** Start DATA FOR THIS EXERCISE **

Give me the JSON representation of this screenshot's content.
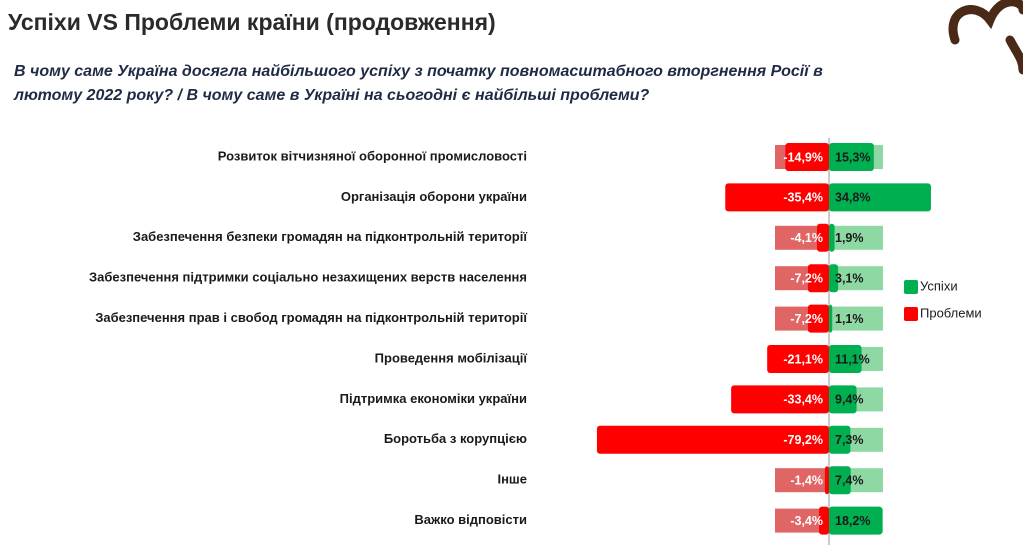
{
  "chart_data": {
    "type": "diverging_bar",
    "title": "Успіхи VS Проблеми країни (продовження)",
    "subtitle": [
      "В чому саме Україна досягла найбільшого успіху з початку повномасштабного вторгнення Росії в",
      "лютому 2022 року? / В чому саме в Україні на сьогодні є найбільші проблеми?"
    ],
    "categories": [
      "Розвиток вітчизняної оборонної промисловості",
      "Організація оборони україни",
      "Забезпечення безпеки громадян на підконтрольній території",
      "Забезпечення підтримки соціально незахищених верств населення",
      "Забезпечення прав і свобод громадян на підконтрольній території",
      "Проведення мобілізації",
      "Підтримка економіки україни",
      "Боротьба з корупцією",
      "Інше",
      "Важко відповісти"
    ],
    "series": [
      {
        "name": "Успіхи",
        "color": "#00b050",
        "values": [
          15.3,
          34.8,
          1.9,
          3.1,
          1.1,
          11.1,
          9.4,
          7.3,
          7.4,
          18.2
        ],
        "value_labels": [
          "15,3%",
          "34,8%",
          "1,9%",
          "3,1%",
          "1,1%",
          "11,1%",
          "9,4%",
          "7,3%",
          "7,4%",
          "18,2%"
        ]
      },
      {
        "name": "Проблеми",
        "color": "#ff0000",
        "values": [
          -14.9,
          -35.4,
          -4.1,
          -7.2,
          -7.2,
          -21.1,
          -33.4,
          -79.2,
          -1.4,
          -3.4
        ],
        "value_labels": [
          "-14,9%",
          "-35,4%",
          "-4,1%",
          "-7,2%",
          "-7,2%",
          "-21,1%",
          "-33,4%",
          "-79,2%",
          "-1,4%",
          "-3,4%"
        ]
      }
    ],
    "legend": "right"
  }
}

** End DATA FOR THIS EXERCISE **

TASK: Report how many lines include the word "чому". Give nothing but the number.

RESULT BELOW: 2